# AIM:
Write out the lines in the records exactly, from the one containing "column-header-needs-work: Needs work" through the one containing "met-cell bbox=[733, 347, 906, 395]", with both of those lines included.

# RAW DATA:
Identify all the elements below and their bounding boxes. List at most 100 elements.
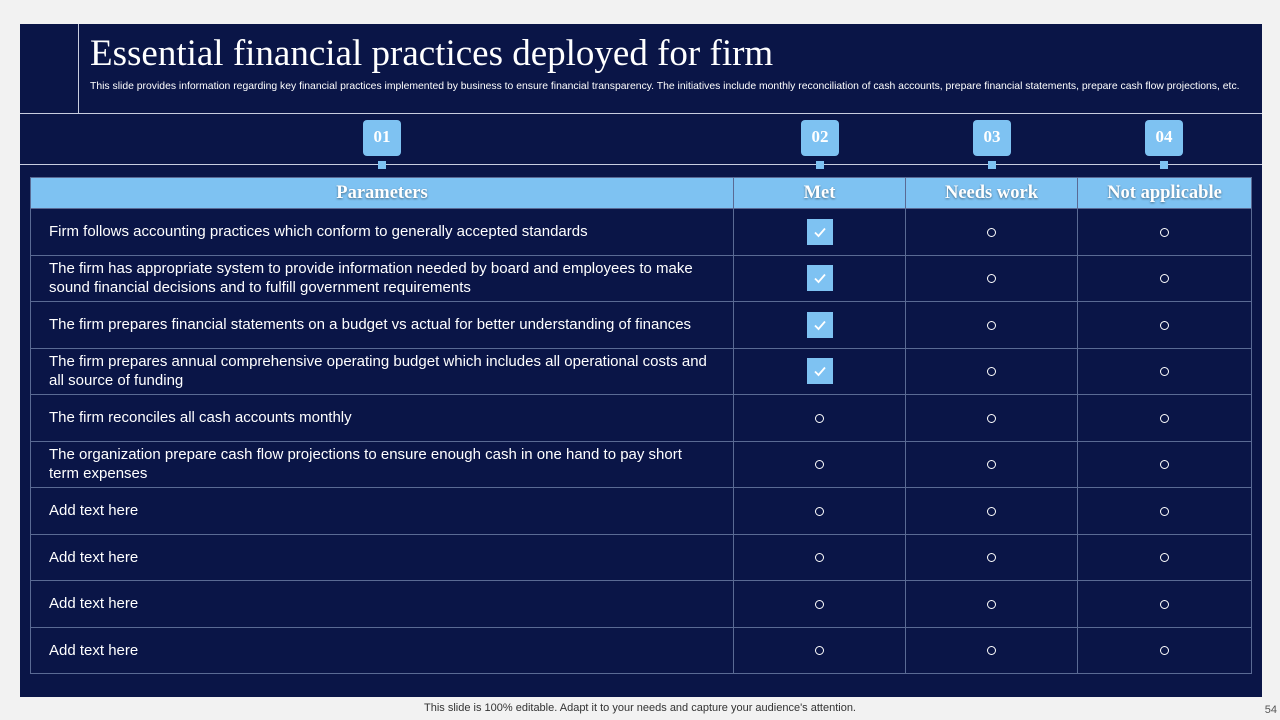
column-header-needs-work: Needs work bbox=[905, 177, 1078, 209]
met-cell bbox=[733, 208, 906, 256]
not-applicable-cell bbox=[1077, 208, 1252, 256]
title-divider bbox=[20, 113, 1262, 114]
table-row: Add text here bbox=[30, 487, 1252, 535]
met-cell bbox=[733, 347, 906, 395]
empty-circle-icon bbox=[987, 646, 996, 656]
met-cell bbox=[733, 533, 906, 581]
badge-04: 04 bbox=[1145, 120, 1183, 156]
empty-circle-icon bbox=[1160, 460, 1169, 470]
badge-01-tick bbox=[378, 161, 386, 169]
page-number: 54 bbox=[1264, 704, 1277, 716]
table-body: Firm follows accounting practices which … bbox=[30, 208, 1252, 674]
empty-circle-icon bbox=[1160, 553, 1169, 563]
met-cell bbox=[733, 394, 906, 442]
not-applicable-cell bbox=[1077, 580, 1252, 628]
table-row: The firm reconciles all cash accounts mo… bbox=[30, 394, 1252, 442]
parameter-cell: Add text here bbox=[30, 626, 734, 674]
badge-04-tick bbox=[1160, 161, 1168, 169]
empty-circle-icon bbox=[1160, 506, 1169, 516]
needs-work-cell bbox=[905, 487, 1078, 535]
not-applicable-cell bbox=[1077, 626, 1252, 674]
not-applicable-cell bbox=[1077, 347, 1252, 395]
table-row: The firm prepares annual comprehensive o… bbox=[30, 347, 1252, 395]
empty-circle-icon bbox=[1160, 320, 1169, 330]
parameter-cell: Add text here bbox=[30, 580, 734, 628]
met-cell bbox=[733, 440, 906, 488]
checkbox-checked-icon bbox=[806, 218, 833, 245]
title-accent-block bbox=[20, 24, 79, 113]
met-cell bbox=[733, 626, 906, 674]
column-header-not-applicable: Not applicable bbox=[1077, 177, 1252, 209]
not-applicable-cell bbox=[1077, 533, 1252, 581]
empty-circle-icon bbox=[815, 553, 824, 563]
empty-circle-icon bbox=[1160, 367, 1169, 377]
not-applicable-cell bbox=[1077, 301, 1252, 349]
badge-03-tick bbox=[988, 161, 996, 169]
empty-circle-icon bbox=[987, 274, 996, 284]
needs-work-cell bbox=[905, 394, 1078, 442]
page-title: Essential financial practices deployed f… bbox=[90, 33, 774, 74]
empty-circle-icon bbox=[815, 506, 824, 516]
needs-work-cell bbox=[905, 580, 1078, 628]
table-row: The firm prepares financial statements o… bbox=[30, 301, 1252, 349]
empty-circle-icon bbox=[987, 367, 996, 377]
empty-circle-icon bbox=[1160, 646, 1169, 656]
page-subtitle: This slide provides information regardin… bbox=[90, 81, 1240, 92]
empty-circle-icon bbox=[815, 599, 824, 609]
empty-circle-icon bbox=[987, 553, 996, 563]
needs-work-cell bbox=[905, 208, 1078, 256]
empty-circle-icon bbox=[1160, 599, 1169, 609]
needs-work-cell bbox=[905, 440, 1078, 488]
not-applicable-cell bbox=[1077, 394, 1252, 442]
empty-circle-icon bbox=[987, 227, 996, 237]
badge-03: 03 bbox=[973, 120, 1011, 156]
table-row: Add text here bbox=[30, 580, 1252, 628]
table-row: Firm follows accounting practices which … bbox=[30, 208, 1252, 256]
table-row: The organization prepare cash flow proje… bbox=[30, 440, 1252, 488]
needs-work-cell bbox=[905, 254, 1078, 302]
badge-baseline bbox=[20, 164, 1262, 165]
empty-circle-icon bbox=[815, 460, 824, 470]
empty-circle-icon bbox=[987, 320, 996, 330]
checkbox-checked-icon bbox=[806, 358, 833, 385]
empty-circle-icon bbox=[815, 413, 824, 423]
parameter-cell: Add text here bbox=[30, 487, 734, 535]
badge-02-tick bbox=[816, 161, 824, 169]
met-cell bbox=[733, 487, 906, 535]
needs-work-cell bbox=[905, 626, 1078, 674]
empty-circle-icon bbox=[1160, 227, 1169, 237]
parameter-cell: The firm has appropriate system to provi… bbox=[30, 254, 734, 302]
parameter-cell: Firm follows accounting practices which … bbox=[30, 208, 734, 256]
empty-circle-icon bbox=[1160, 274, 1169, 284]
column-header-parameters: Parameters bbox=[30, 177, 734, 209]
table-header-row: Parameters Met Needs work Not applicable bbox=[30, 177, 1252, 209]
empty-circle-icon bbox=[815, 646, 824, 656]
met-cell bbox=[733, 580, 906, 628]
met-cell bbox=[733, 254, 906, 302]
checkbox-checked-icon bbox=[806, 265, 833, 292]
needs-work-cell bbox=[905, 301, 1078, 349]
needs-work-cell bbox=[905, 347, 1078, 395]
badge-01: 01 bbox=[363, 120, 401, 156]
empty-circle-icon bbox=[1160, 413, 1169, 423]
parameter-cell: The firm prepares financial statements o… bbox=[30, 301, 734, 349]
table-row: The firm has appropriate system to provi… bbox=[30, 254, 1252, 302]
parameter-cell: The firm prepares annual comprehensive o… bbox=[30, 347, 734, 395]
footer-note: This slide is 100% editable. Adapt it to… bbox=[424, 702, 856, 714]
parameter-cell: Add text here bbox=[30, 533, 734, 581]
column-header-met: Met bbox=[733, 177, 906, 209]
empty-circle-icon bbox=[987, 460, 996, 470]
table-row: Add text here bbox=[30, 626, 1252, 674]
not-applicable-cell bbox=[1077, 440, 1252, 488]
empty-circle-icon bbox=[987, 506, 996, 516]
empty-circle-icon bbox=[987, 413, 996, 423]
empty-circle-icon bbox=[987, 599, 996, 609]
not-applicable-cell bbox=[1077, 254, 1252, 302]
checkbox-checked-icon bbox=[806, 311, 833, 338]
slide: Essential financial practices deployed f… bbox=[20, 24, 1262, 697]
practices-table: Parameters Met Needs work Not applicable… bbox=[30, 177, 1252, 674]
parameter-cell: The organization prepare cash flow proje… bbox=[30, 440, 734, 488]
met-cell bbox=[733, 301, 906, 349]
not-applicable-cell bbox=[1077, 487, 1252, 535]
table-row: Add text here bbox=[30, 533, 1252, 581]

# RESULT BELOW:
column-header-needs-work: Needs work bbox=[905, 177, 1078, 209]
met-cell bbox=[733, 208, 906, 256]
not-applicable-cell bbox=[1077, 208, 1252, 256]
title-divider bbox=[20, 113, 1262, 114]
table-row: Add text here bbox=[30, 487, 1252, 535]
met-cell bbox=[733, 347, 906, 395]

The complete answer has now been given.